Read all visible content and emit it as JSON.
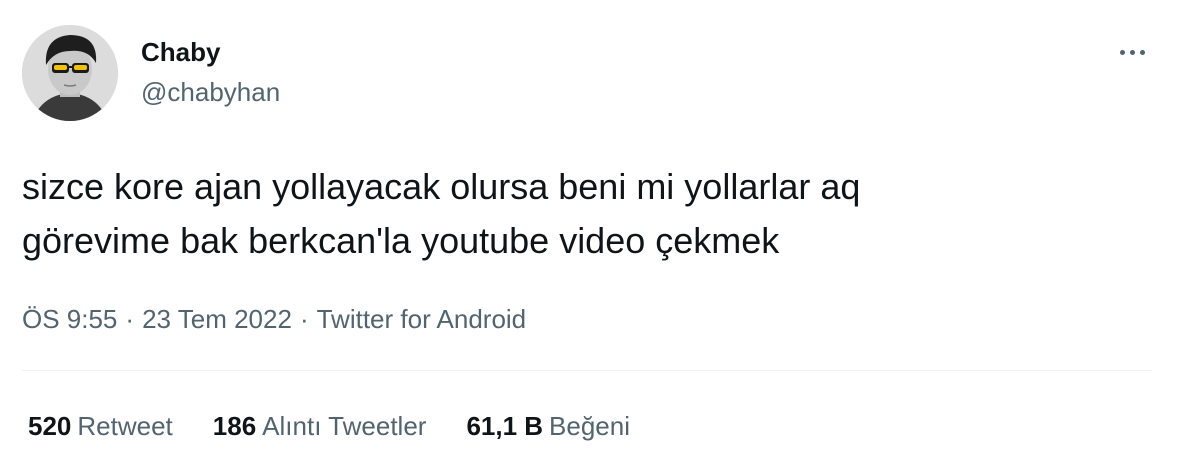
{
  "user": {
    "display_name": "Chaby",
    "handle": "@chabyhan"
  },
  "tweet": {
    "lines": [
      "sizce kore ajan yollayacak olursa beni mi yollarlar aq",
      "görevime bak berkcan'la youtube video çekmek"
    ]
  },
  "meta": {
    "time": "ÖS 9:55",
    "separator": "·",
    "date": "23 Tem 2022",
    "source": "Twitter for Android"
  },
  "stats": [
    {
      "count": "520",
      "label": "Retweet"
    },
    {
      "count": "186",
      "label": "Alıntı Tweetler"
    },
    {
      "count": "61,1 B",
      "label": "Beğeni"
    }
  ],
  "icons": {
    "more": "more-horizontal-icon"
  },
  "colors": {
    "text": "#0f1419",
    "secondary": "#536471",
    "divider": "#eff3f4",
    "glasses": "#f5c400"
  }
}
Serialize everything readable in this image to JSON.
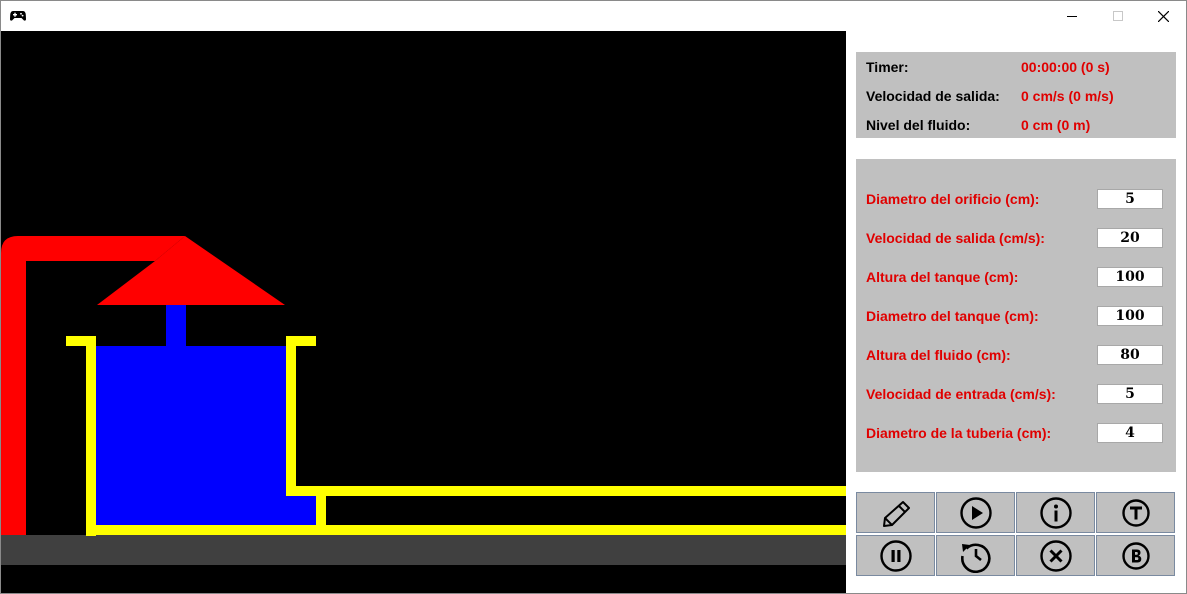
{
  "window": {
    "app_icon": "gamepad-icon",
    "controls": [
      "minimize-icon",
      "maximize-icon",
      "close-icon"
    ]
  },
  "status": {
    "timer_label": "Timer:",
    "timer_value": "00:00:00 (0 s)",
    "velocity_label": "Velocidad de salida:",
    "velocity_value": "0 cm/s (0 m/s)",
    "level_label": "Nivel del fluido:",
    "level_value": "0 cm (0 m)"
  },
  "params": [
    {
      "label": "Diametro del orificio (cm):",
      "value": "5"
    },
    {
      "label": "Velocidad de salida (cm/s):",
      "value": "20"
    },
    {
      "label": "Altura del tanque (cm):",
      "value": "100"
    },
    {
      "label": "Diametro del tanque (cm):",
      "value": "100"
    },
    {
      "label": "Altura del fluido (cm):",
      "value": "80"
    },
    {
      "label": "Velocidad de entrada (cm/s):",
      "value": "5"
    },
    {
      "label": "Diametro de la tuberia (cm):",
      "value": "4"
    }
  ],
  "toolbar": [
    "pencil-icon",
    "play-icon",
    "info-icon",
    "t-circle-icon",
    "pause-icon",
    "history-icon",
    "cancel-icon",
    "b-circle-icon"
  ],
  "colors": {
    "pipe": "#ff0000",
    "tank_wall": "#ffff00",
    "fluid": "#0000ff",
    "ground": "#404040",
    "panel_box": "#c0c0c0",
    "value_text": "#e00000"
  }
}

━━━

Copy out each line that contains the word "salida".

ANSWER>
    "velocity_label": "Velocidad de salida:",
      "label": "Velocidad de salida (cm/s):",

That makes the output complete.